Can you quote the records below in full, word for word?
----
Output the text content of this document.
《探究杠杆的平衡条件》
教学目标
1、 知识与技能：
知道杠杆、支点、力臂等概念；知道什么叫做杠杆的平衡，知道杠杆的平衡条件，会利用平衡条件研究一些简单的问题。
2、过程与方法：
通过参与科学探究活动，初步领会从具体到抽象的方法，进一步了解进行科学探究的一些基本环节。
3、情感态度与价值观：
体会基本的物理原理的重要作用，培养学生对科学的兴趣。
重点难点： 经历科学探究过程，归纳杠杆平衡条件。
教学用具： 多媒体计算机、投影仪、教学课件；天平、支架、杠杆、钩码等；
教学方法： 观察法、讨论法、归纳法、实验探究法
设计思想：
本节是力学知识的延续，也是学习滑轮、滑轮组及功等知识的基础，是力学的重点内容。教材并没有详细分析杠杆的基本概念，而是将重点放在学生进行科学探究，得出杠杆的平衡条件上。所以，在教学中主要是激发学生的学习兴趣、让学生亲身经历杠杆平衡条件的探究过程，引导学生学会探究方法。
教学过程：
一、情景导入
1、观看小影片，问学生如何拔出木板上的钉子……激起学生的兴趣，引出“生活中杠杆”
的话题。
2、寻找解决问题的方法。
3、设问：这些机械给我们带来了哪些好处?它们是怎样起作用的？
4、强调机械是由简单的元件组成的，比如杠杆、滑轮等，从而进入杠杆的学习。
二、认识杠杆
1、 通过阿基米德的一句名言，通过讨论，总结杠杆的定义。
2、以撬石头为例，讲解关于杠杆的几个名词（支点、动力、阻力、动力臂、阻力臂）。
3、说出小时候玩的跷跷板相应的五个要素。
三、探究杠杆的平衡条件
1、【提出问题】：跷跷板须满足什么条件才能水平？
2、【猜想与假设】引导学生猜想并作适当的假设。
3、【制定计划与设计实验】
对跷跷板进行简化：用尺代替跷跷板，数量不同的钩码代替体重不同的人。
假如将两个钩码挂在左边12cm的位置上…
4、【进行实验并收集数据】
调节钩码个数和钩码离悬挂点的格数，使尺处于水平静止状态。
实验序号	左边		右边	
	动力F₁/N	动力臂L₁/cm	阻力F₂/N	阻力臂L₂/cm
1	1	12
----
EXERCISE ANSWER
Output the text content of this document.
《探究杠杆的平衡条件》
教学目标
1、 知识与技能：
知道杠杆、支点、力臂等概念；知道什么叫做杠杆的平衡，知道杠杆的平衡条件，会利用平衡条件研究一些简单的问题。
2、过程与方法：
通过参与科学探究活动，初步领会从具体到抽象的方法，进一步了解进行科学探究的一些基本环节。
3、情感态度与价值观：
体会基本的物理原理的重要作用，培养学生对科学的兴趣。
重点难点： 经历科学探究过程，归纳杠杆平衡条件。
教学用具： 多媒体计算机、投影仪、教学课件；天平、支架、杠杆、钩码等；
教学方法： 观察法、讨论法、归纳法、实验探究法
设计思想：
本节是力学知识的延续，也是学习滑轮、滑轮组及功等知识的基础，是力学的重点内容。教材并没有详细分析杠杆的基本概念，而是将重点放在学生进行科学探究，得出杠杆的平衡条件上。所以，在教学中主要是激发学生的学习兴趣、让学生亲身经历杠杆平衡条件的探究过程，引导学生学会探究方法。
教学过程：
一、情景导入
1、观看小影片，问学生如何拔出木板上的钉子……激起学生的兴趣，引出“生活中杠杆”
的话题。
2、寻找解决问题的方法。
3、设问：这些机械给我们带来了哪些好处?它们是怎样起作用的？
4、强调机械是由简单的元件组成的，比如杠杆、滑轮等，从而进入杠杆的学习。
二、认识杠杆
1、 通过阿基米德的一句名言，通过讨论，总结杠杆的定义。
2、以撬石头为例，讲解关于杠杆的几个名词（支点、动力、阻力、动力臂、阻力臂）。
3、说出小时候玩的跷跷板相应的五个要素。
三、探究杠杆的平衡条件
1、【提出问题】：跷跷板须满足什么条件才能水平？
2、【猜想与假设】引导学生猜想并作适当的假设。
3、【制定计划与设计实验】
对跷跷板进行简化：用尺代替跷跷板，数量不同的钩码代替体重不同的人。
假如将两个钩码挂在左边12cm的位置上…
4、【进行实验并收集数据】
调节钩码个数和钩码离悬挂点的格数，使尺处于水平静止状态。
实验序号	左边		右边	
	动力F₁/N	动力臂L₁/cm	阻力F₂/N	阻力臂L₂/cm
1	1	12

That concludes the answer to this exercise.